▶ _Task directions_
Each line that holds the word "甘孜州人民医院" counts once; report the total and nothing else.

Stored records:
>> Begin

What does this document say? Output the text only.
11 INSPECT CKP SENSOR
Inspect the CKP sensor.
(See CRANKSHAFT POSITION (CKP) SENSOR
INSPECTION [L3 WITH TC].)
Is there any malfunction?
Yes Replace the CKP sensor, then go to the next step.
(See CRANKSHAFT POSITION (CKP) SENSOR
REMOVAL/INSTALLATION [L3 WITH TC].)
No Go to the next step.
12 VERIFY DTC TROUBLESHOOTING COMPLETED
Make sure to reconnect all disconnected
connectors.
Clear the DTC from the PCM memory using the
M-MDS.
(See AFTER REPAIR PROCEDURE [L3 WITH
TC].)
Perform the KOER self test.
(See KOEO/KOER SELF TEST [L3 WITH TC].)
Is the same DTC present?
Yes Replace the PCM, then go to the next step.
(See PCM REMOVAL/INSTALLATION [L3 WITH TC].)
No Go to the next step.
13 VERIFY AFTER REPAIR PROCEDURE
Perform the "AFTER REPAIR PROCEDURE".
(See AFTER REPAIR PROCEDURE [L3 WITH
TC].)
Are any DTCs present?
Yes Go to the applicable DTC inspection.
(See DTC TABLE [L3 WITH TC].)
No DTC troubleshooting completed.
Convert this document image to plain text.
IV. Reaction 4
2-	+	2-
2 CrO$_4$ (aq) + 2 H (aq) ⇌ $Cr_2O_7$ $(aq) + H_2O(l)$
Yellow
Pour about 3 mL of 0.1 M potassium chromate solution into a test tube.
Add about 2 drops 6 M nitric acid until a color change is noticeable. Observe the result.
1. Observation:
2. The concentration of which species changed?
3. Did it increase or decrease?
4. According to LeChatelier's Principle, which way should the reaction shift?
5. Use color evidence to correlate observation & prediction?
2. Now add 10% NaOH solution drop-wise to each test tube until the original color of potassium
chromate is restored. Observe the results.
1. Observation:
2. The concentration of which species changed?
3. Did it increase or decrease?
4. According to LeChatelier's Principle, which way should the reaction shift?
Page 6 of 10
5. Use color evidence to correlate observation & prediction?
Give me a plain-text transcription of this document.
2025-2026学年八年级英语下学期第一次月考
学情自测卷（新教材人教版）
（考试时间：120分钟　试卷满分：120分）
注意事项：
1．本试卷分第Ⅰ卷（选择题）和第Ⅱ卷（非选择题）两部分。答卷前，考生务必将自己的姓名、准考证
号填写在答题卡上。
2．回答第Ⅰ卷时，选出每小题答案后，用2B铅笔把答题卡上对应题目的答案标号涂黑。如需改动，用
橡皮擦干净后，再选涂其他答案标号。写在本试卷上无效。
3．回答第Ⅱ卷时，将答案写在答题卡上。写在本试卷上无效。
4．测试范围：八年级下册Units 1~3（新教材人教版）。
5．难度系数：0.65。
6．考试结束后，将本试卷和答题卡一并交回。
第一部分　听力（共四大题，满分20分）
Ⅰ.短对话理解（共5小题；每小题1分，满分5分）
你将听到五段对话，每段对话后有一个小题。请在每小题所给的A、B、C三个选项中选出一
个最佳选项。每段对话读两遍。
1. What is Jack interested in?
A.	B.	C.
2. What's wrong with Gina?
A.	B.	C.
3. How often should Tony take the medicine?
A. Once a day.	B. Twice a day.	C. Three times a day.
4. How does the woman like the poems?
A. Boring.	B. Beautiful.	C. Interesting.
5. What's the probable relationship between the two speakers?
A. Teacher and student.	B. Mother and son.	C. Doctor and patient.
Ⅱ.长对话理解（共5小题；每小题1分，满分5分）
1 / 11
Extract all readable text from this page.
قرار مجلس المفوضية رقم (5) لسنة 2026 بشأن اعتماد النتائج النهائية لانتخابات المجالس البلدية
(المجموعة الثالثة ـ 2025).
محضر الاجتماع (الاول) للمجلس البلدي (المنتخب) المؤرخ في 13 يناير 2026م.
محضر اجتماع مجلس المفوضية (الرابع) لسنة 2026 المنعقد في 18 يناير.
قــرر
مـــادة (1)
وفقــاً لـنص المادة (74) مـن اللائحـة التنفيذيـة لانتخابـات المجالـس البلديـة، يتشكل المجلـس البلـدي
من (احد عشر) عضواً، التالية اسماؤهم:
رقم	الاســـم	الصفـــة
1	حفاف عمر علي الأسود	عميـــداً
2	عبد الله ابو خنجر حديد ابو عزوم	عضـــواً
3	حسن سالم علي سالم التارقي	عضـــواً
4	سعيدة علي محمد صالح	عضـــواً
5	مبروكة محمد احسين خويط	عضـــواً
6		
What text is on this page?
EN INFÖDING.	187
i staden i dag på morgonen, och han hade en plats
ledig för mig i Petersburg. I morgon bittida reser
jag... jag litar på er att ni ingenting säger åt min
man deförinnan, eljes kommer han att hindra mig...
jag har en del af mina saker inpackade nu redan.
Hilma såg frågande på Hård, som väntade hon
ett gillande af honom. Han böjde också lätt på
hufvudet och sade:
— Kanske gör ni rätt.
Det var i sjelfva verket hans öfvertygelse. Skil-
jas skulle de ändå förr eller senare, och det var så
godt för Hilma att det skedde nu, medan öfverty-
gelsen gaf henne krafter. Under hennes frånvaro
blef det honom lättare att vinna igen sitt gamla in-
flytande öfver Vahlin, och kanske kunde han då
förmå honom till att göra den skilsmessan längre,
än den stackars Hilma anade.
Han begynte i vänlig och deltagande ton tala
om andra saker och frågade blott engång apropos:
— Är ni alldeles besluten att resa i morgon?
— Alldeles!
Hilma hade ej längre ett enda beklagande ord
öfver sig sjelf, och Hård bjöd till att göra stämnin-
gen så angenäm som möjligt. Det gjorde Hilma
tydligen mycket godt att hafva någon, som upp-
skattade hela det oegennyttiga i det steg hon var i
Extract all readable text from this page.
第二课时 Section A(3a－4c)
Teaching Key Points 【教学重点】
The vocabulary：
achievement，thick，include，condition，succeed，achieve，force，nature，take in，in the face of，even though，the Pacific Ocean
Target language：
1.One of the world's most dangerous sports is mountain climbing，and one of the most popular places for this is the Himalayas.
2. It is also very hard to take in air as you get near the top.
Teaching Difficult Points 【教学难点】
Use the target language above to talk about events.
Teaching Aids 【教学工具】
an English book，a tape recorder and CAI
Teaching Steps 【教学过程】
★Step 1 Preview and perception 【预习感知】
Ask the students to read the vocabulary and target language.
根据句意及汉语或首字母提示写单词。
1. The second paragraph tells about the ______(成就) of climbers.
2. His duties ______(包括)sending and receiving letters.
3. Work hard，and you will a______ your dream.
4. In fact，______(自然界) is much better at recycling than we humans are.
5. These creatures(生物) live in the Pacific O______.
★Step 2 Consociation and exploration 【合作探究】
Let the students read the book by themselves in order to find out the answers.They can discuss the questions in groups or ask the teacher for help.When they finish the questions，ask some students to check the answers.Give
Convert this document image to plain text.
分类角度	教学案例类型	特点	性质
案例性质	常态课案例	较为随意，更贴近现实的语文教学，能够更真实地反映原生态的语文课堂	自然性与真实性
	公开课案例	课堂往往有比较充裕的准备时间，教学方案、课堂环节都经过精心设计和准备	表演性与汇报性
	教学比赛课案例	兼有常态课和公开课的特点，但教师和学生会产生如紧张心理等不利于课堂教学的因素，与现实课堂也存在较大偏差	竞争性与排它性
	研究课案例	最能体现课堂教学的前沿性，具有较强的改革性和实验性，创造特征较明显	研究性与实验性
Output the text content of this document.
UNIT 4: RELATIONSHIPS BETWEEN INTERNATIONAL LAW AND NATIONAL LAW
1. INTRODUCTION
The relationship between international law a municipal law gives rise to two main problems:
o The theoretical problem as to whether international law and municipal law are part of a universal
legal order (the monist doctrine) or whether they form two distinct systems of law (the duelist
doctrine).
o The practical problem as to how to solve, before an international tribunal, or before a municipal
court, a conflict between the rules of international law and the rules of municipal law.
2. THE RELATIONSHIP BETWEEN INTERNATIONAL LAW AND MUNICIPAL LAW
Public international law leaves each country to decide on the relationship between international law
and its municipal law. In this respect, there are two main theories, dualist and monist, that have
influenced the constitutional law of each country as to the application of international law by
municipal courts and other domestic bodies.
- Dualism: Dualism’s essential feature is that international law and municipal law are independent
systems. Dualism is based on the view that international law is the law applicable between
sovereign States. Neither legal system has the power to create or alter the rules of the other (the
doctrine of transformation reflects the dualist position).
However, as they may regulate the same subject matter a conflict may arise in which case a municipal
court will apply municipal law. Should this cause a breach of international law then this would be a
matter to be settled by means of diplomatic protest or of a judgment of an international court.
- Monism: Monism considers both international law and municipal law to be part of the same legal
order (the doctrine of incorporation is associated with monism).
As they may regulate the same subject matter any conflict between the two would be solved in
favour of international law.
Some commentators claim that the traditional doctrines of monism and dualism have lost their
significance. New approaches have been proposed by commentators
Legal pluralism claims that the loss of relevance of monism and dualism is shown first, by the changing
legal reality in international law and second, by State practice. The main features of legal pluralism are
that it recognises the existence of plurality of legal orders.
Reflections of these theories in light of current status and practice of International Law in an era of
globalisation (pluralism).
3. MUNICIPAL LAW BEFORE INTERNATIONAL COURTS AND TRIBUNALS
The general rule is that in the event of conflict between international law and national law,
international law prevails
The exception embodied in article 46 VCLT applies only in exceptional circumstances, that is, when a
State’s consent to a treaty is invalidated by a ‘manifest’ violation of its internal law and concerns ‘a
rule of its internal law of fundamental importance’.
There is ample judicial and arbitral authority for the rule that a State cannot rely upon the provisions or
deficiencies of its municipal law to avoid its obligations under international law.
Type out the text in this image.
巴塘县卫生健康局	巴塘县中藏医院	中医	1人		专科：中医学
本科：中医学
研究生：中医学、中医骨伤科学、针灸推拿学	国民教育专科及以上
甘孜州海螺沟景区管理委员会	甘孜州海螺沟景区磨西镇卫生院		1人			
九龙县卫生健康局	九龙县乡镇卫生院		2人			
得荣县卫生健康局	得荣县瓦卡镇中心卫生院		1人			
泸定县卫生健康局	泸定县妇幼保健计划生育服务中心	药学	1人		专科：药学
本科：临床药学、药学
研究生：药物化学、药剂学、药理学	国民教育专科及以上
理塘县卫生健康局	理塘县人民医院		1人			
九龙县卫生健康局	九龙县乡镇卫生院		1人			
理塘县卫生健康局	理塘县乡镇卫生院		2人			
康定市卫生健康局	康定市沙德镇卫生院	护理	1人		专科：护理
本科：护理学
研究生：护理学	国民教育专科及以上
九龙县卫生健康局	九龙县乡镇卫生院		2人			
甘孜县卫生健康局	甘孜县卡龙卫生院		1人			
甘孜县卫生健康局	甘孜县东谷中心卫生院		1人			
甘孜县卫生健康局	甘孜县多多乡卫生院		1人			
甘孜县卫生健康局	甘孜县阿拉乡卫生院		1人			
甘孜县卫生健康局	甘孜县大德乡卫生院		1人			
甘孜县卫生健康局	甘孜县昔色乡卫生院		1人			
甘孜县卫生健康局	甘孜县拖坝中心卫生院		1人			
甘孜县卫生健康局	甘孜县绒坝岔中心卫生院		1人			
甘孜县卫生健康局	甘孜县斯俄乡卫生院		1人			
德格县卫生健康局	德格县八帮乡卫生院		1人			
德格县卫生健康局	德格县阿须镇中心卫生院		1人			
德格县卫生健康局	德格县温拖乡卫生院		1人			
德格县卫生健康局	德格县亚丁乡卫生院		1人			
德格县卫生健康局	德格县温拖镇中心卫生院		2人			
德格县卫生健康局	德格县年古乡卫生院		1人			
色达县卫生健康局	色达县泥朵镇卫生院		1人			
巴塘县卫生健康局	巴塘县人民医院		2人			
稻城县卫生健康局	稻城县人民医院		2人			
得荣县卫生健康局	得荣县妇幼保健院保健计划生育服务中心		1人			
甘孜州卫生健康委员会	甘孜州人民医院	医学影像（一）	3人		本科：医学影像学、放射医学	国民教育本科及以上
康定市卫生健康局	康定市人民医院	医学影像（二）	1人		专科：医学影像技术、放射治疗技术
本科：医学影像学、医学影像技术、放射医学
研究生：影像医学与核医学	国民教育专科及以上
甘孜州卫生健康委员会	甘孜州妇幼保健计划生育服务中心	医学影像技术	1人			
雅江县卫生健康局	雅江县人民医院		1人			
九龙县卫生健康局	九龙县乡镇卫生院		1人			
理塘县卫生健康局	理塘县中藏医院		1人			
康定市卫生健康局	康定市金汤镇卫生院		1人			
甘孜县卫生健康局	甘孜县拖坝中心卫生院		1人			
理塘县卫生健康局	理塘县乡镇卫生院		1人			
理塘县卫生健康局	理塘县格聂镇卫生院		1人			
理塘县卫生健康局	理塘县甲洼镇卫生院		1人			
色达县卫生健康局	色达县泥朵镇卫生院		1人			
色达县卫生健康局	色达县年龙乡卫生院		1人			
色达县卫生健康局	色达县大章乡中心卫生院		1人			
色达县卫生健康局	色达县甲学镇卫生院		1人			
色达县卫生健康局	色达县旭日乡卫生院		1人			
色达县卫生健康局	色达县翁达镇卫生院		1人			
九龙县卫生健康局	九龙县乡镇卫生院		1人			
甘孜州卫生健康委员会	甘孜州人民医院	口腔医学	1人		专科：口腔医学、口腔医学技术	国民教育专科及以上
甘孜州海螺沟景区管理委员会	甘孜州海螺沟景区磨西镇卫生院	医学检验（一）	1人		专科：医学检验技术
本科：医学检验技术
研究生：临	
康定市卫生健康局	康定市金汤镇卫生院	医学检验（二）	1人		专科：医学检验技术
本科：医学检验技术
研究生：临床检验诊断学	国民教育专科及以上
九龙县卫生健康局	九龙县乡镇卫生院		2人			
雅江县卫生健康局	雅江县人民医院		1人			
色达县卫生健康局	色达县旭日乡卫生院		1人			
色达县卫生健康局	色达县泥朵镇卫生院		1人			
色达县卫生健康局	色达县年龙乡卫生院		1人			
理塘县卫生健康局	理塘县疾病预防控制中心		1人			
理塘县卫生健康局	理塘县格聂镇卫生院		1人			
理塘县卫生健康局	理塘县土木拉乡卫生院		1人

>> End

▶ _Response for this exercise_
2